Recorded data
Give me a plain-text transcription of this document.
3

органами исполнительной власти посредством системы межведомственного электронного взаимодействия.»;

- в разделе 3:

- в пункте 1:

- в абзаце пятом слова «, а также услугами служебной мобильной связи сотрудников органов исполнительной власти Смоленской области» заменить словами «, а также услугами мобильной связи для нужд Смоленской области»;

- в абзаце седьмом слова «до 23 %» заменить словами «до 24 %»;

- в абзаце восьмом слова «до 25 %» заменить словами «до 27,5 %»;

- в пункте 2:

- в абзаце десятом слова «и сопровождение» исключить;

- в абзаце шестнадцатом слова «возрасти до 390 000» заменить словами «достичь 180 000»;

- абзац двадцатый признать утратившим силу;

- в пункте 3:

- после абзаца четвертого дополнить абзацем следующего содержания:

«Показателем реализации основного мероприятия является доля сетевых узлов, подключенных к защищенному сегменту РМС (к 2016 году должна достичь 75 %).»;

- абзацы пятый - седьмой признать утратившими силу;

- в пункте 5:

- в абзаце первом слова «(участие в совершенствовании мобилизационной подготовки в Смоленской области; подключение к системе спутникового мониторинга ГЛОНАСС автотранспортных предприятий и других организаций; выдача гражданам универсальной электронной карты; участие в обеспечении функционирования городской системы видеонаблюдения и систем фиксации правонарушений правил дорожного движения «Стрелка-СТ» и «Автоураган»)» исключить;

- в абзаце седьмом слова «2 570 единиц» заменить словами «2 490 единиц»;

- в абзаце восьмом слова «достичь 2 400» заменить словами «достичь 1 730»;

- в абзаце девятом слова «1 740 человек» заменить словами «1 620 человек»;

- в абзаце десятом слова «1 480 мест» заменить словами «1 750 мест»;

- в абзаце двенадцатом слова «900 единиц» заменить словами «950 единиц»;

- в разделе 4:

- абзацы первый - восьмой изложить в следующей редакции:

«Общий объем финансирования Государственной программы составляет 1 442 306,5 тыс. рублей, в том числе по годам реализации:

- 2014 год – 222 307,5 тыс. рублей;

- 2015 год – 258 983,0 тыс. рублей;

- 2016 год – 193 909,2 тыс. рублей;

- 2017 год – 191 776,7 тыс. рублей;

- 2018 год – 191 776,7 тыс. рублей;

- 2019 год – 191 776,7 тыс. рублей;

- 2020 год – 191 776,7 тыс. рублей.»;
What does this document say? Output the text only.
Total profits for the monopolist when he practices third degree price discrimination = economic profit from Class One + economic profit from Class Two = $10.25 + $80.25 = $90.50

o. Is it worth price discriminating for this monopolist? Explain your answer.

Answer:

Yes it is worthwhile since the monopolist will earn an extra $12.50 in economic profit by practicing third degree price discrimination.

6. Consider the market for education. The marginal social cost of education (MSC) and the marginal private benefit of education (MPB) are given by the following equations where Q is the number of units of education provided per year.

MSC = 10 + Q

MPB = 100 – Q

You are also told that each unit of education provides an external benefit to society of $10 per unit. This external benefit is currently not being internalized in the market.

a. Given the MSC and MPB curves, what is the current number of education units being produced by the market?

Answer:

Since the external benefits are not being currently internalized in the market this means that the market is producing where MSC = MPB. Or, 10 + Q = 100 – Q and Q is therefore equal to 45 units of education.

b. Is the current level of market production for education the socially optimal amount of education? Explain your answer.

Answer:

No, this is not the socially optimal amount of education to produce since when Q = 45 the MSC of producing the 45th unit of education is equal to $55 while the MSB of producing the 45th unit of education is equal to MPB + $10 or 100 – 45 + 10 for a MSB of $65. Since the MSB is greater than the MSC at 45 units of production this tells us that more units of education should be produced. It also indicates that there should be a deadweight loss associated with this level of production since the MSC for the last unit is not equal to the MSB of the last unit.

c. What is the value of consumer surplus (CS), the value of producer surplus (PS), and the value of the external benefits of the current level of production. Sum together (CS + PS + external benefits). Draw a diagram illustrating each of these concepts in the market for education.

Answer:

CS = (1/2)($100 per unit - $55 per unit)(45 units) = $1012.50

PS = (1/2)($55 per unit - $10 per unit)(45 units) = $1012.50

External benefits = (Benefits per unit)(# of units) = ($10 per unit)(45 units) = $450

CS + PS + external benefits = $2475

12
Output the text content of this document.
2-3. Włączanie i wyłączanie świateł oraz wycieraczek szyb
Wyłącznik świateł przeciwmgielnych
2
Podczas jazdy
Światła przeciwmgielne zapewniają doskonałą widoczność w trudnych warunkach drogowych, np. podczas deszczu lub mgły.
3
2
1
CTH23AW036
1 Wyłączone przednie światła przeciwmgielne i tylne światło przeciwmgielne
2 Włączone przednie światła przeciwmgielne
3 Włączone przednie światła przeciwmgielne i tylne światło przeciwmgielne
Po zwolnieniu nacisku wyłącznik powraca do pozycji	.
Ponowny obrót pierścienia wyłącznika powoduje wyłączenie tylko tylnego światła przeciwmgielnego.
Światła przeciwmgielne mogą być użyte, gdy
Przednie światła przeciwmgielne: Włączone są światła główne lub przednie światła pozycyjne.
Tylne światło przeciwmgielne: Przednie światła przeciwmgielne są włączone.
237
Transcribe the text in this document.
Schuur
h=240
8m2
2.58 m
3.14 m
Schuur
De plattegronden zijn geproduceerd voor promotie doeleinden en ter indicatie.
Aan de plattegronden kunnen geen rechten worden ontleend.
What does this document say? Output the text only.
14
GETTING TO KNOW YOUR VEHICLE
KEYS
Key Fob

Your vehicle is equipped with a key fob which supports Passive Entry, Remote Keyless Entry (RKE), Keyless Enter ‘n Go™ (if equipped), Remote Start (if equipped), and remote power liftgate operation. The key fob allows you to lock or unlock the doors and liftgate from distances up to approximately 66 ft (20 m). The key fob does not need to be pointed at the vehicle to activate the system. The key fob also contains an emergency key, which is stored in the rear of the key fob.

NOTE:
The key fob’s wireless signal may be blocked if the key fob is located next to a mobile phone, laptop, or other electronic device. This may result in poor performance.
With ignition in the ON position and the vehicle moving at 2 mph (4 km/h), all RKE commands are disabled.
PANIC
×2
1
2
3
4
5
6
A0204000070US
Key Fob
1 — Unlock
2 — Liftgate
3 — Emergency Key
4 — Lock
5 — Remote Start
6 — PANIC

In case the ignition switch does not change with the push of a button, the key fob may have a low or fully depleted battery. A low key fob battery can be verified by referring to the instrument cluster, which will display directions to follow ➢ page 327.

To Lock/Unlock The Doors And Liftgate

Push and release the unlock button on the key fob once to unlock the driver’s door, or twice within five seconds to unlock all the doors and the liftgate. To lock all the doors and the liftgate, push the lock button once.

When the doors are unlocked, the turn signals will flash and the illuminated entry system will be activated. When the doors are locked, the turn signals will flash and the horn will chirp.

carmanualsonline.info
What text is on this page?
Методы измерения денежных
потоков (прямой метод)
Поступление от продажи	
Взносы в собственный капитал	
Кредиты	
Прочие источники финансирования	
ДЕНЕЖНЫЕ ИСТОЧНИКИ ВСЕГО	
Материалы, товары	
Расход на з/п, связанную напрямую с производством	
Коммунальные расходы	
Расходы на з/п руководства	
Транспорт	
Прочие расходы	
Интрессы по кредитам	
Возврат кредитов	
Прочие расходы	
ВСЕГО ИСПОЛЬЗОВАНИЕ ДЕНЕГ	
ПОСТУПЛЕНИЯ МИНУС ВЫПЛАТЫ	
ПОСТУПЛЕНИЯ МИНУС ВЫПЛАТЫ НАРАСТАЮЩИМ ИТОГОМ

# Task details:
Write out every line of the entries that holds the word "исключить".

# Written solution:
- в абзаце десятом слова «и сопровождение» исключить;
- в абзаце первом слова «(участие в совершенствовании мобилизационной подготовки в Смоленской области; подключение к системе спутникового мониторинга ГЛОНАСС автотранспортных предприятий и других организаций; выдача гражданам универсальной электронной карты; участие в обеспечении функционирования городской системы видеонаблюдения и систем фиксации правонарушений правил дорожного движения «Стрелка-СТ» и «Автоураган»)» исключить;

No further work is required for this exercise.